[BEGIN DATASET EXCERPTS]
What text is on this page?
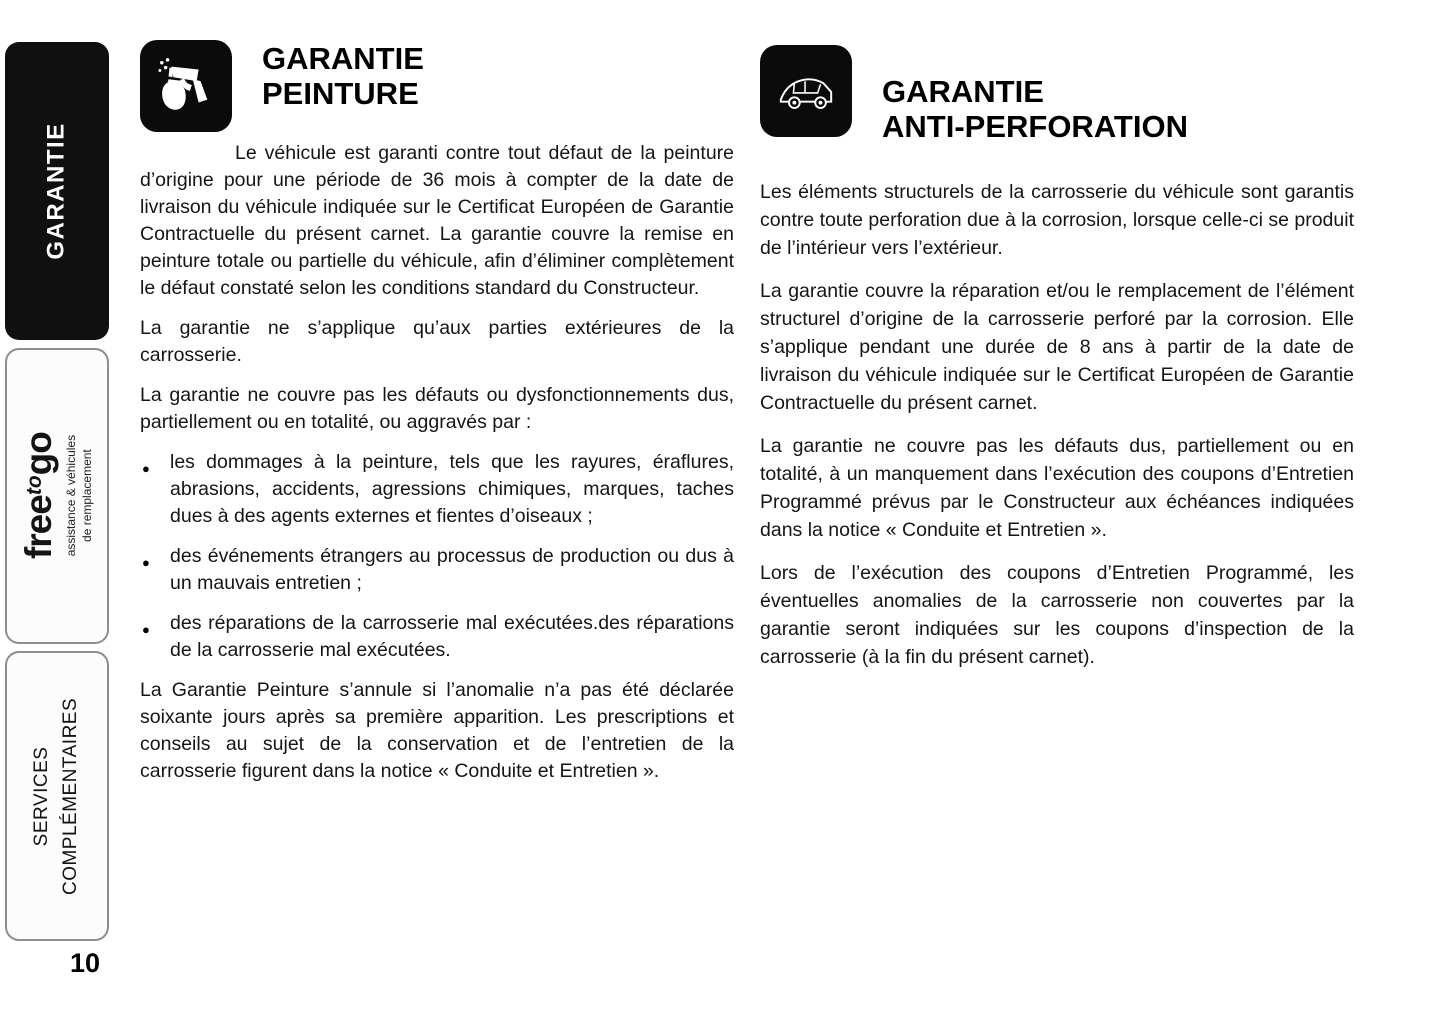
GARANTIE
free$^{to}$go assistance & véhicules de remplacement
SERVICES COMPLÉMENTAIRES
10
GARANTIE
PEINTURE

Le véhicule est garanti contre tout défaut de la peinture d’origine pour une période de 36 mois à compter de la date de livraison du véhicule indiquée sur le Certificat Européen de Garantie Contractuelle du présent carnet. La garantie couvre la remise en peinture totale ou partielle du véhicule, afin d’éliminer complètement le défaut constaté selon les conditions standard du Constructeur.

La garantie ne s’applique qu’aux parties extérieures de la carrosserie.

La garantie ne couvre pas les défauts ou dysfonctionnements dus, partiellement ou en totalité, ou aggravés par :

● les dommages à la peinture, tels que les rayures, éraflures, abrasions, accidents, agressions chimiques, marques, taches dues à des agents externes et fientes d’oiseaux ;
● des événements étrangers au processus de production ou dus à un mauvais entretien ;
● des réparations de la carrosserie mal exécutées.des réparations de la carrosserie mal exécutées.

La Garantie Peinture s’annule si l’anomalie n’a pas été déclarée soixante jours après sa première apparition. Les prescriptions et conseils au sujet de la conservation et de l’entretien de la carrosserie figurent dans la notice « Conduite et Entretien ».

GARANTIE
ANTI-PERFORATION

Les éléments structurels de la carrosserie du véhicule sont garantis contre toute perforation due à la corrosion, lorsque celle-ci se produit de l’intérieur vers l’extérieur.

La garantie couvre la réparation et/ou le remplacement de l’élément structurel d’origine de la carrosserie perforé par la corrosion. Elle s’applique pendant une durée de 8 ans à partir de la date de livraison du véhicule indiquée sur le Certificat Européen de Garantie Contractuelle du présent carnet.

La garantie ne couvre pas les défauts dus, partiellement ou en totalité, à un manquement dans l’exécution des coupons d’Entretien Programmé prévus par le Constructeur aux échéances indiquées dans la notice « Conduite et Entretien ».

Lors de l’exécution des coupons d’Entretien Programmé, les éventuelles anomalies de la carrosserie non couvertes par la garantie seront indiquées sur les coupons d’inspection de la carrosserie (à la fin du présent carnet).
[END DATASET EXCERPTS]
### EXERCISE
Print each of the records above exactly as written, leaving no picture in the copy.

### RESPONSE TO THE EXERCISE
What text is on this page?
GARANTIE
free$^{to}$go assistance & véhicules de remplacement
SERVICES COMPLÉMENTAIRES
10
GARANTIE
PEINTURE

Le véhicule est garanti contre tout défaut de la peinture d’origine pour une période de 36 mois à compter de la date de livraison du véhicule indiquée sur le Certificat Européen de Garantie Contractuelle du présent carnet. La garantie couvre la remise en peinture totale ou partielle du véhicule, afin d’éliminer complètement le défaut constaté selon les conditions standard du Constructeur.

La garantie ne s’applique qu’aux parties extérieures de la carrosserie.

La garantie ne couvre pas les défauts ou dysfonctionnements dus, partiellement ou en totalité, ou aggravés par :

● les dommages à la peinture, tels que les rayures, éraflures, abrasions, accidents, agressions chimiques, marques, taches dues à des agents externes et fientes d’oiseaux ;
● des événements étrangers au processus de production ou dus à un mauvais entretien ;
● des réparations de la carrosserie mal exécutées.des réparations de la carrosserie mal exécutées.

La Garantie Peinture s’annule si l’anomalie n’a pas été déclarée soixante jours après sa première apparition. Les prescriptions et conseils au sujet de la conservation et de l’entretien de la carrosserie figurent dans la notice « Conduite et Entretien ».

GARANTIE
ANTI-PERFORATION

Les éléments structurels de la carrosserie du véhicule sont garantis contre toute perforation due à la corrosion, lorsque celle-ci se produit de l’intérieur vers l’extérieur.

La garantie couvre la réparation et/ou le remplacement de l’élément structurel d’origine de la carrosserie perforé par la corrosion. Elle s’applique pendant une durée de 8 ans à partir de la date de livraison du véhicule indiquée sur le Certificat Européen de Garantie Contractuelle du présent carnet.

La garantie ne couvre pas les défauts dus, partiellement ou en totalité, à un manquement dans l’exécution des coupons d’Entretien Programmé prévus par le Constructeur aux échéances indiquées dans la notice « Conduite et Entretien ».

Lors de l’exécution des coupons d’Entretien Programmé, les éventuelles anomalies de la carrosserie non couvertes par la garantie seront indiquées sur les coupons d’inspection de la carrosserie (à la fin du présent carnet).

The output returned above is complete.